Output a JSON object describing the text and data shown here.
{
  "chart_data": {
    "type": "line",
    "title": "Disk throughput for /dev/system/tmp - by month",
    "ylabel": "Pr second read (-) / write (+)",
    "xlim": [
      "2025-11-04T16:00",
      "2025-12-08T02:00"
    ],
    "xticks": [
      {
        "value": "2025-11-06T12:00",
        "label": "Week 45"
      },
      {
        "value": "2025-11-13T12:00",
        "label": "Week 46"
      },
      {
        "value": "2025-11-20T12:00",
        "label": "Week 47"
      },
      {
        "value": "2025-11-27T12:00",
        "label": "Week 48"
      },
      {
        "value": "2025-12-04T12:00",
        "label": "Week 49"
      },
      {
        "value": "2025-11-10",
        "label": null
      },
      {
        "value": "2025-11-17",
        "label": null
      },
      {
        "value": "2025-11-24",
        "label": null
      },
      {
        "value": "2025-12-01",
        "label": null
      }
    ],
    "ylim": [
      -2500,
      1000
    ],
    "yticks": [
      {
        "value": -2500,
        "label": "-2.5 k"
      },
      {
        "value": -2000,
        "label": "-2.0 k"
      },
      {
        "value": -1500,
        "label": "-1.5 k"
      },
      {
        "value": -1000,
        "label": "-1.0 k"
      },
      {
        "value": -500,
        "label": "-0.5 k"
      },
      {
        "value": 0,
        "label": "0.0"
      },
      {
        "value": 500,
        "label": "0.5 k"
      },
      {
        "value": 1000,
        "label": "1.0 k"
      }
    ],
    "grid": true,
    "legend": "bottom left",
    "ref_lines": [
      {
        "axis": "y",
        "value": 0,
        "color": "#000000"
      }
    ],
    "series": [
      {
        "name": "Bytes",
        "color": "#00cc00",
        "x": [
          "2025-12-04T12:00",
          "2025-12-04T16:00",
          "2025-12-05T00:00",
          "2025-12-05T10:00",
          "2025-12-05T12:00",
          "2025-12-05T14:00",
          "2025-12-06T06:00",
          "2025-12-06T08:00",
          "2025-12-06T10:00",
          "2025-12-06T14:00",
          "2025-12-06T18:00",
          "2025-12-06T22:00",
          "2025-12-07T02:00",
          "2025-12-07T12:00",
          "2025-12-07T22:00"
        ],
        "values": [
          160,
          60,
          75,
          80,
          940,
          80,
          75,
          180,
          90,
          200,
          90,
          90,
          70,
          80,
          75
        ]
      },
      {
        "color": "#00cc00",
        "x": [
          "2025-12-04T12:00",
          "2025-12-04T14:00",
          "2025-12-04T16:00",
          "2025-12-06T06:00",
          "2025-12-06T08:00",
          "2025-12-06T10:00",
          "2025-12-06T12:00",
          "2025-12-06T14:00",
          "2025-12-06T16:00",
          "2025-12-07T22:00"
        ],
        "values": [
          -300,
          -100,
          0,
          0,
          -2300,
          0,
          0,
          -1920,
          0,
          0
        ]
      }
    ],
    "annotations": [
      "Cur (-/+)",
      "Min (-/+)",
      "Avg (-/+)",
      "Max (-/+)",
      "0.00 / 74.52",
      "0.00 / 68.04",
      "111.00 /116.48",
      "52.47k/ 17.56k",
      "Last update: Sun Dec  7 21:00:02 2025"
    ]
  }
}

⁂

▸ Task:
Write out the material exactly as given.

▸ Result for this task:
Output a JSON object describing the text and data shown here.
{
  "chart_data": {
    "type": "line",
    "title": "Disk throughput for /dev/system/tmp - by month",
    "ylabel": "Pr second read (-) / write (+)",
    "xlim": [
      "2025-11-04T16:00",
      "2025-12-08T02:00"
    ],
    "xticks": [
      {
        "value": "2025-11-06T12:00",
        "label": "Week 45"
      },
      {
        "value": "2025-11-13T12:00",
        "label": "Week 46"
      },
      {
        "value": "2025-11-20T12:00",
        "label": "Week 47"
      },
      {
        "value": "2025-11-27T12:00",
        "label": "Week 48"
      },
      {
        "value": "2025-12-04T12:00",
        "label": "Week 49"
      },
      {
        "value": "2025-11-10",
        "label": null
      },
      {
        "value": "2025-11-17",
        "label": null
      },
      {
        "value": "2025-11-24",
        "label": null
      },
      {
        "value": "2025-12-01",
        "label": null
      }
    ],
    "ylim": [
      -2500,
      1000
    ],
    "yticks": [
      {
        "value": -2500,
        "label": "-2.5 k"
      },
      {
        "value": -2000,
        "label": "-2.0 k"
      },
      {
        "value": -1500,
        "label": "-1.5 k"
      },
      {
        "value": -1000,
        "label": "-1.0 k"
      },
      {
        "value": -500,
        "label": "-0.5 k"
      },
      {
        "value": 0,
        "label": "0.0"
      },
      {
        "value": 500,
        "label": "0.5 k"
      },
      {
        "value": 1000,
        "label": "1.0 k"
      }
    ],
    "grid": true,
    "legend": "bottom left",
    "ref_lines": [
      {
        "axis": "y",
        "value": 0,
        "color": "#000000"
      }
    ],
    "series": [
      {
        "name": "Bytes",
        "color": "#00cc00",
        "x": [
          "2025-12-04T12:00",
          "2025-12-04T16:00",
          "2025-12-05T00:00",
          "2025-12-05T10:00",
          "2025-12-05T12:00",
          "2025-12-05T14:00",
          "2025-12-06T06:00",
          "2025-12-06T08:00",
          "2025-12-06T10:00",
          "2025-12-06T14:00",
          "2025-12-06T18:00",
          "2025-12-06T22:00",
          "2025-12-07T02:00",
          "2025-12-07T12:00",
          "2025-12-07T22:00"
        ],
        "values": [
          160,
          60,
          75,
          80,
          940,
          80,
          75,
          180,
          90,
          200,
          90,
          90,
          70,
          80,
          75
        ]
      },
      {
        "color": "#00cc00",
        "x": [
          "2025-12-04T12:00",
          "2025-12-04T14:00",
          "2025-12-04T16:00",
          "2025-12-06T06:00",
          "2025-12-06T08:00",
          "2025-12-06T10:00",
          "2025-12-06T12:00",
          "2025-12-06T14:00",
          "2025-12-06T16:00",
          "2025-12-07T22:00"
        ],
        "values": [
          -300,
          -100,
          0,
          0,
          -2300,
          0,
          0,
          -1920,
          0,
          0
        ]
      }
    ],
    "annotations": [
      "Cur (-/+)",
      "Min (-/+)",
      "Avg (-/+)",
      "Max (-/+)",
      "0.00 / 74.52",
      "0.00 / 68.04",
      "111.00 /116.48",
      "52.47k/ 17.56k",
      "Last update: Sun Dec  7 21:00:02 2025"
    ]
  }
}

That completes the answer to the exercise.